Exercise
Scan the material that follows. Copy every line containing the word "with".

Data in this exercise
'''

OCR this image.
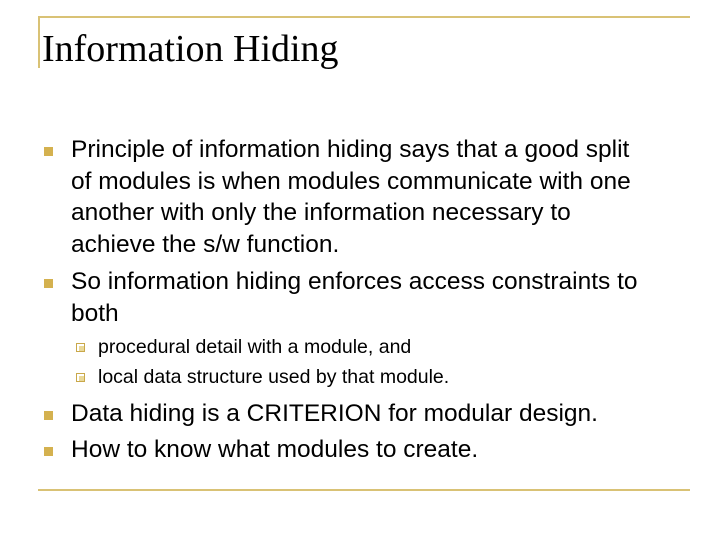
Information Hiding
Principle of information hiding says that a good split
of modules is when modules communicate with one
another with only the information necessary to
achieve the s/w function.
So information hiding enforces access constraints to
both
procedural detail with a module, and
local data structure used by that module.
Data hiding is a CRITERION for modular design.
How to know what modules to create.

'''

Output of the task
of modules is when modules communicate with one
another with only the information necessary to
procedural detail with a module, and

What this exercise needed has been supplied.